Supplied text →

↓↓↓

Sun returned to Chaozhou from Hainan in 1981 and took the helm at the Chao Embroidery Research Institute, a factory that had closed due to improper management. In 1983, the factory was invited by the Foreign Ministry to make gifts.
Though much has happened since then, Chen still considers his workplace a museum and a showcase for some of the most delicate Chao embroidery works. Inside the building, hundreds of artworks with various subjects decorate the walls, creating a beautiful visage.
Wearing heavy lenses, Sun would often sit continuously for five to six hours in front of the embroidered cloth stitching and weaving.
Sun says that achieving the effect of embossment makes the design and making of the embroidery difficult.
"In the planar embroidery, you embroider according to drawings, but in the three-dimensional Chao embroidery, the embossment will affect the original sketches or even cause the contracting of the cloth, so the error is hard to control," he says.
Chen Jingxia, who has been in Sun's institute for about 10 years, says that Sun is very strict about the effect of the works.
"Whenever he sees some minor imperfection, he would insist that we tear it down and start from scratch, regardless of how much time and money it would cost," she says.
"He's no doubt a leading figure of this art. His works have helped maintain the traditional Chao embroidery techniques and also contributed to many innovations and given a touch of sheen to this art," says Xie Jinying, head of Chaozhou Arts and Crafts Association.

↑↑↑

Copy out the part of the Chao embroidery passage that begins at the words "Though much has" and stops after "stitching and weaving.", keeping every word unchanged.

Data for analysis →
↓↓↓

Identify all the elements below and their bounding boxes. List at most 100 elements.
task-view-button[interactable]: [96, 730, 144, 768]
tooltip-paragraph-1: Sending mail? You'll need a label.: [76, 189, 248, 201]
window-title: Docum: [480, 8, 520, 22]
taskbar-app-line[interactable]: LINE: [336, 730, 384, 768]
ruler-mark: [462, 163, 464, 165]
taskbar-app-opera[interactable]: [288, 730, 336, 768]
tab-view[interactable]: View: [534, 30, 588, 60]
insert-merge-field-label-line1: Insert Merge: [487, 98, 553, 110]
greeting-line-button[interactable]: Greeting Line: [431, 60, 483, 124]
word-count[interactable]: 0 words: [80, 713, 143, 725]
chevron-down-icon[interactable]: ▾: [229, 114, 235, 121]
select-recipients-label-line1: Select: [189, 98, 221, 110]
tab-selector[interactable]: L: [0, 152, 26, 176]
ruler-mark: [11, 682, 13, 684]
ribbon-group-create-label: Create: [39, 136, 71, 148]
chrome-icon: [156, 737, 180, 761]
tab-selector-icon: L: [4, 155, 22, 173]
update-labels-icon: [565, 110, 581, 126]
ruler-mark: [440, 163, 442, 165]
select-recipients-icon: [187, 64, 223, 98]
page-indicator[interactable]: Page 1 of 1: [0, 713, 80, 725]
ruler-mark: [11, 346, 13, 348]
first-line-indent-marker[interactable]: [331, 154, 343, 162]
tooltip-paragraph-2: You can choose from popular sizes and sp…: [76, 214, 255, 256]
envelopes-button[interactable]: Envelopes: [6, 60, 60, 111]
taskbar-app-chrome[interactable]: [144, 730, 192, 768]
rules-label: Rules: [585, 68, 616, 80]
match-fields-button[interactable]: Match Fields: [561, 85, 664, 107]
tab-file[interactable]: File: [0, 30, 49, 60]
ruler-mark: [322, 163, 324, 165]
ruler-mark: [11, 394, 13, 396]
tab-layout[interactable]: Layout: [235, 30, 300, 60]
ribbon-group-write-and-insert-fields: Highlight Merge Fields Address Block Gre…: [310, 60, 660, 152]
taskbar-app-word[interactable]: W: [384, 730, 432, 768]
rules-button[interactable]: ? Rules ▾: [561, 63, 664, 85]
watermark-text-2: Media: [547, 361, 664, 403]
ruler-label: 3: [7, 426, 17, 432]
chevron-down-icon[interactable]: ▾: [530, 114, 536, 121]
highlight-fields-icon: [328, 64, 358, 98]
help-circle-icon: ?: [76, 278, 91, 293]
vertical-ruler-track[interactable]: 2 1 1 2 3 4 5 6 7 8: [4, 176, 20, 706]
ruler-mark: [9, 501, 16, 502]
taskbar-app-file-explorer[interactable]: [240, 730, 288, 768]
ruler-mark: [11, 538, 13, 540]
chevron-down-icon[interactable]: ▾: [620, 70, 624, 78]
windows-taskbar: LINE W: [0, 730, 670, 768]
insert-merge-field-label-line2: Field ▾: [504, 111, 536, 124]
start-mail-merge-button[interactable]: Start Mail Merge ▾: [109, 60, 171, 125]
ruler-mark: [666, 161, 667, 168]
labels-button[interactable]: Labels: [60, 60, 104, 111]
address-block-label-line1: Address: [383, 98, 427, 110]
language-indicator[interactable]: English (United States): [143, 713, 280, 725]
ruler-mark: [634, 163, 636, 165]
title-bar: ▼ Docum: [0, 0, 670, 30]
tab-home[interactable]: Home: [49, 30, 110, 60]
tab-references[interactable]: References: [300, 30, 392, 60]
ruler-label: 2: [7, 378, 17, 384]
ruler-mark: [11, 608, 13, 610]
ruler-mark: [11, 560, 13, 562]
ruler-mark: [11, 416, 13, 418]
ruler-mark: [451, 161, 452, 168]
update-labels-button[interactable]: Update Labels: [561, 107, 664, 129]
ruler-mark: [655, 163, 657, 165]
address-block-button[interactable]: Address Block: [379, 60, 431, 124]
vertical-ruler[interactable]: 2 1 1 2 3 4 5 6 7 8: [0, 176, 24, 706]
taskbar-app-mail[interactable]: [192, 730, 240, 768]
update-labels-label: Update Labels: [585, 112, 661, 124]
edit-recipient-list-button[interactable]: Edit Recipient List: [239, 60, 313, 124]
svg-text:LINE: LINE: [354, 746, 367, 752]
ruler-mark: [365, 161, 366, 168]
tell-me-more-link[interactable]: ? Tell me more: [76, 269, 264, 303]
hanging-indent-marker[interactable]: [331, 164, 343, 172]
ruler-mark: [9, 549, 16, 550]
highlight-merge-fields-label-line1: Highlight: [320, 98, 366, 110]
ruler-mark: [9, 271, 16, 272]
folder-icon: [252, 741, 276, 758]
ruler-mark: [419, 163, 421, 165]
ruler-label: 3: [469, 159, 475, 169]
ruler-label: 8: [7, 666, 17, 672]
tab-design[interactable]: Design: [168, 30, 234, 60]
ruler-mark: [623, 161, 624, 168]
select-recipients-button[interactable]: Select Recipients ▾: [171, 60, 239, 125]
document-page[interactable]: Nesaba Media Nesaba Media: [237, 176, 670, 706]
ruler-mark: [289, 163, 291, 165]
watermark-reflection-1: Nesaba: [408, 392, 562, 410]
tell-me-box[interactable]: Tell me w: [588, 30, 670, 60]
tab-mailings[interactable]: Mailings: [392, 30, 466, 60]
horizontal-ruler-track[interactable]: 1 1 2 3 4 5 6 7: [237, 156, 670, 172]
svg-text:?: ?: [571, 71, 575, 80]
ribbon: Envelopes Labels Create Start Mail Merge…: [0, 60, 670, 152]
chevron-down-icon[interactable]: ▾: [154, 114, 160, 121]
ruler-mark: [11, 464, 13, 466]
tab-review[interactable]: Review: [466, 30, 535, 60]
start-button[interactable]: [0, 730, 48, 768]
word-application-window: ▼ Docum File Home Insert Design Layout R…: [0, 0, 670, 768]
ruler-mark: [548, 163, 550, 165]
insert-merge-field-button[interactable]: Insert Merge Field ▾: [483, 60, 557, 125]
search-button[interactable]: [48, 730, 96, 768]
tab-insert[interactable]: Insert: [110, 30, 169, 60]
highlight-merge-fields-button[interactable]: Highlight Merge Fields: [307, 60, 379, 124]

↑↑↑

Written solution →
Though much has happened since then, Chen still considers his workplace a museum and a showcase for some of the most delicate Chao embroidery works. Inside the building, hundreds of artworks with various subjects decorate the walls, creating a beautiful visage.
Wearing heavy lenses, Sun would often sit continuously for five to six hours in front of the embroidered cloth stitching and weaving.